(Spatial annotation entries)

------------------------------------------------------------------------

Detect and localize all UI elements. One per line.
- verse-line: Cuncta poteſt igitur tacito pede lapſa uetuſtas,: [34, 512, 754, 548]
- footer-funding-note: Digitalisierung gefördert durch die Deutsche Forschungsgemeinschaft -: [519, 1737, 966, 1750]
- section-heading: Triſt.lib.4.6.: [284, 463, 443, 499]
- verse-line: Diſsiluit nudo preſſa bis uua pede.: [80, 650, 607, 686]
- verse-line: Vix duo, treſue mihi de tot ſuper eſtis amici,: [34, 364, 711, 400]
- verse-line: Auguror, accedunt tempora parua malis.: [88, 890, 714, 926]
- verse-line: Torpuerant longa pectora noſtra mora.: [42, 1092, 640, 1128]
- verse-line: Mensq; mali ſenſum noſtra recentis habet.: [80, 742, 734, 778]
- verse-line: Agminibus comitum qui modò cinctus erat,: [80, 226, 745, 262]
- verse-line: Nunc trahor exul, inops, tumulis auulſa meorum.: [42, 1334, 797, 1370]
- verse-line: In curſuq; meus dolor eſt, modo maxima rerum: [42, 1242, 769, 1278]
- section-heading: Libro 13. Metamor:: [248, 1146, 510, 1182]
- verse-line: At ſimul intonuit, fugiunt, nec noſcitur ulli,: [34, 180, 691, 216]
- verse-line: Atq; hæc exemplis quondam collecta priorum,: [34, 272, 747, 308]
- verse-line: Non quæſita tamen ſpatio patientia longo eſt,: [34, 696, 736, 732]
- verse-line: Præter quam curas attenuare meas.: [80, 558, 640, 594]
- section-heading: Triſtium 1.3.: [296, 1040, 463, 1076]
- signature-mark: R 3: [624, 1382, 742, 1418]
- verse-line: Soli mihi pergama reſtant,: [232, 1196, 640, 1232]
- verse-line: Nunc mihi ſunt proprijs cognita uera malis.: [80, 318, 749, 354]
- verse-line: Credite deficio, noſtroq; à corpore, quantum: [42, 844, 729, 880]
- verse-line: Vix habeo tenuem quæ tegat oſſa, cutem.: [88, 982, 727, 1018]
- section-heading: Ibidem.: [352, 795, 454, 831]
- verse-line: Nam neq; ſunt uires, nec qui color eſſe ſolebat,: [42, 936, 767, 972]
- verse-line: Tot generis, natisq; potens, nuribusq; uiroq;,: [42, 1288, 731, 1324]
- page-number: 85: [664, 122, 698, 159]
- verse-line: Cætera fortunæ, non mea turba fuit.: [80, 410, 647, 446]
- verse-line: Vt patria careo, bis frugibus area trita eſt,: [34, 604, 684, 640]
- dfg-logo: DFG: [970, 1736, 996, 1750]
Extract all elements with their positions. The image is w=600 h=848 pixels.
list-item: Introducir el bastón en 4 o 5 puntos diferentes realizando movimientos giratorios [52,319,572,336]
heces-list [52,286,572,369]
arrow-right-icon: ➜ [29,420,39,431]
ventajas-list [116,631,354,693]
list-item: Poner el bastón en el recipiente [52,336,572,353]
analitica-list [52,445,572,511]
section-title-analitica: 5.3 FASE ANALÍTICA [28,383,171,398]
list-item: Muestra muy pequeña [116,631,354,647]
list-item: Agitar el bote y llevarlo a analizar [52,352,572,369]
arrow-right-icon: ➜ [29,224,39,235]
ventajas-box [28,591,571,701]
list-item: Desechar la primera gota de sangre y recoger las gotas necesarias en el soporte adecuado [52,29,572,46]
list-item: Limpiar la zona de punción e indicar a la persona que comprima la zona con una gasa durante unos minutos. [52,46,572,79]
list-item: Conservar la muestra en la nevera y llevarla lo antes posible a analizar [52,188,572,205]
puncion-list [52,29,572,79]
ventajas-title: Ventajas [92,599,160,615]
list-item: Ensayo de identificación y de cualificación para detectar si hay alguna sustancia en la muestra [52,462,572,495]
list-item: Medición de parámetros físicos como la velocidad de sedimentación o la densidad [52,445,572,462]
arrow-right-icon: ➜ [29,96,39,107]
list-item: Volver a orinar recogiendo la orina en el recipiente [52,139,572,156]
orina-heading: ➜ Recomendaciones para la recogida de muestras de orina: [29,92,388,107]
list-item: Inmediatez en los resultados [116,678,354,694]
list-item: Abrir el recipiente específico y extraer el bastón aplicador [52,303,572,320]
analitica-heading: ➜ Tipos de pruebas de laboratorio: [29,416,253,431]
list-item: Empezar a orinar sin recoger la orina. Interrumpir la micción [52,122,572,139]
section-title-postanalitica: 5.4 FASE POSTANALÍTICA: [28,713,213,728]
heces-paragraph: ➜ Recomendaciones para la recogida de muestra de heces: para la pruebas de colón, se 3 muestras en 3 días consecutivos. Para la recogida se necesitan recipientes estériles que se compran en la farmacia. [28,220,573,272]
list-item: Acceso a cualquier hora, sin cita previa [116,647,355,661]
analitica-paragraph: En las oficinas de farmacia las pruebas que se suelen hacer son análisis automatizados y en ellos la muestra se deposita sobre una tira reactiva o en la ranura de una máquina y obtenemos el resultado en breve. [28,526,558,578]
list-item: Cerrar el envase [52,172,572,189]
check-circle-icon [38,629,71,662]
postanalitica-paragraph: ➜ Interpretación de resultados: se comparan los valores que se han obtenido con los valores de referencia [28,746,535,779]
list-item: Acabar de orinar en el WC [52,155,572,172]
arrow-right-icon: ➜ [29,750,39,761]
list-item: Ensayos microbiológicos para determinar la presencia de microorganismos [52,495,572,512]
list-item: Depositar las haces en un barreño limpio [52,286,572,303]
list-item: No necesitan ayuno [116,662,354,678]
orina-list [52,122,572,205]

------------------------------------------------------------------------

▶ The request:
Copy every row above, keeping each one unchanged and in the same order.

▶ Answer to this problem:
Detect and localize all UI elements. One per line.
- verse-line: Cuncta poteſt igitur tacito pede lapſa uetuſtas,: [34, 512, 754, 548]
- footer-funding-note: Digitalisierung gefördert durch die Deutsche Forschungsgemeinschaft -: [519, 1737, 966, 1750]
- section-heading: Triſt.lib.4.6.: [284, 463, 443, 499]
- verse-line: Diſsiluit nudo preſſa bis uua pede.: [80, 650, 607, 686]
- verse-line: Vix duo, treſue mihi de tot ſuper eſtis amici,: [34, 364, 711, 400]
- verse-line: Auguror, accedunt tempora parua malis.: [88, 890, 714, 926]
- verse-line: Torpuerant longa pectora noſtra mora.: [42, 1092, 640, 1128]
- verse-line: Mensq; mali ſenſum noſtra recentis habet.: [80, 742, 734, 778]
- verse-line: Agminibus comitum qui modò cinctus erat,: [80, 226, 745, 262]
- verse-line: Nunc trahor exul, inops, tumulis auulſa meorum.: [42, 1334, 797, 1370]
- verse-line: In curſuq; meus dolor eſt, modo maxima rerum: [42, 1242, 769, 1278]
- section-heading: Libro 13. Metamor:: [248, 1146, 510, 1182]
- verse-line: At ſimul intonuit, fugiunt, nec noſcitur ulli,: [34, 180, 691, 216]
- verse-line: Atq; hæc exemplis quondam collecta priorum,: [34, 272, 747, 308]
- verse-line: Non quæſita tamen ſpatio patientia longo eſt,: [34, 696, 736, 732]
- verse-line: Præter quam curas attenuare meas.: [80, 558, 640, 594]
- section-heading: Triſtium 1.3.: [296, 1040, 463, 1076]
- signature-mark: R 3: [624, 1382, 742, 1418]
- verse-line: Soli mihi pergama reſtant,: [232, 1196, 640, 1232]
- verse-line: Nunc mihi ſunt proprijs cognita uera malis.: [80, 318, 749, 354]
- verse-line: Credite deficio, noſtroq; à corpore, quantum: [42, 844, 729, 880]
- verse-line: Vix habeo tenuem quæ tegat oſſa, cutem.: [88, 982, 727, 1018]
- section-heading: Ibidem.: [352, 795, 454, 831]
- verse-line: Nam neq; ſunt uires, nec qui color eſſe ſolebat,: [42, 936, 767, 972]
- verse-line: Tot generis, natisq; potens, nuribusq; uiroq;,: [42, 1288, 731, 1324]
- page-number: 85: [664, 122, 698, 159]
- verse-line: Cætera fortunæ, non mea turba fuit.: [80, 410, 647, 446]
- verse-line: Vt patria careo, bis frugibus area trita eſt,: [34, 604, 684, 640]
- dfg-logo: DFG: [970, 1736, 996, 1750]
Extract all elements with their positions. The image is w=600 h=848 pixels.
list-item: Introducir el bastón en 4 o 5 puntos diferentes realizando movimientos giratorios [52,319,572,336]
heces-list [52,286,572,369]
arrow-right-icon: ➜ [29,420,39,431]
ventajas-list [116,631,354,693]
list-item: Poner el bastón en el recipiente [52,336,572,353]
analitica-list [52,445,572,511]
section-title-analitica: 5.3 FASE ANALÍTICA [28,383,171,398]
list-item: Muestra muy pequeña [116,631,354,647]
list-item: Agitar el bote y llevarlo a analizar [52,352,572,369]
arrow-right-icon: ➜ [29,224,39,235]
ventajas-box [28,591,571,701]
list-item: Desechar la primera gota de sangre y recoger las gotas necesarias en el soporte adecuado [52,29,572,46]
list-item: Limpiar la zona de punción e indicar a la persona que comprima la zona con una gasa durante unos minutos. [52,46,572,79]
list-item: Conservar la muestra en la nevera y llevarla lo antes posible a analizar [52,188,572,205]
puncion-list [52,29,572,79]
ventajas-title: Ventajas [92,599,160,615]
list-item: Ensayo de identificación y de cualificación para detectar si hay alguna sustancia en la muestra [52,462,572,495]
list-item: Medición de parámetros físicos como la velocidad de sedimentación o la densidad [52,445,572,462]
arrow-right-icon: ➜ [29,96,39,107]
list-item: Volver a orinar recogiendo la orina en el recipiente [52,139,572,156]
orina-heading: ➜ Recomendaciones para la recogida de muestras de orina: [29,92,388,107]
list-item: Inmediatez en los resultados [116,678,354,694]
list-item: Abrir el recipiente específico y extraer el bastón aplicador [52,303,572,320]
analitica-heading: ➜ Tipos de pruebas de laboratorio: [29,416,253,431]
list-item: Empezar a orinar sin recoger la orina. Interrumpir la micción [52,122,572,139]
section-title-postanalitica: 5.4 FASE POSTANALÍTICA: [28,713,213,728]
heces-paragraph: ➜ Recomendaciones para la recogida de muestra de heces: para la pruebas de colón, se 3 muestras en 3 días consecutivos. Para la recogida se necesitan recipientes estériles que se compran en la farmacia. [28,220,573,272]
list-item: Acceso a cualquier hora, sin cita previa [116,647,355,661]
analitica-paragraph: En las oficinas de farmacia las pruebas que se suelen hacer son análisis automatizados y en ellos la muestra se deposita sobre una tira reactiva o en la ranura de una máquina y obtenemos el resultado en breve. [28,526,558,578]
list-item: Cerrar el envase [52,172,572,189]
check-circle-icon [38,629,71,662]
postanalitica-paragraph: ➜ Interpretación de resultados: se comparan los valores que se han obtenido con los valores de referencia [28,746,535,779]
list-item: Acabar de orinar en el WC [52,155,572,172]
arrow-right-icon: ➜ [29,750,39,761]
list-item: Ensayos microbiológicos para determinar la presencia de microorganismos [52,495,572,512]
list-item: Depositar las haces en un barreño limpio [52,286,572,303]
list-item: No necesitan ayuno [116,662,354,678]
orina-list [52,122,572,205]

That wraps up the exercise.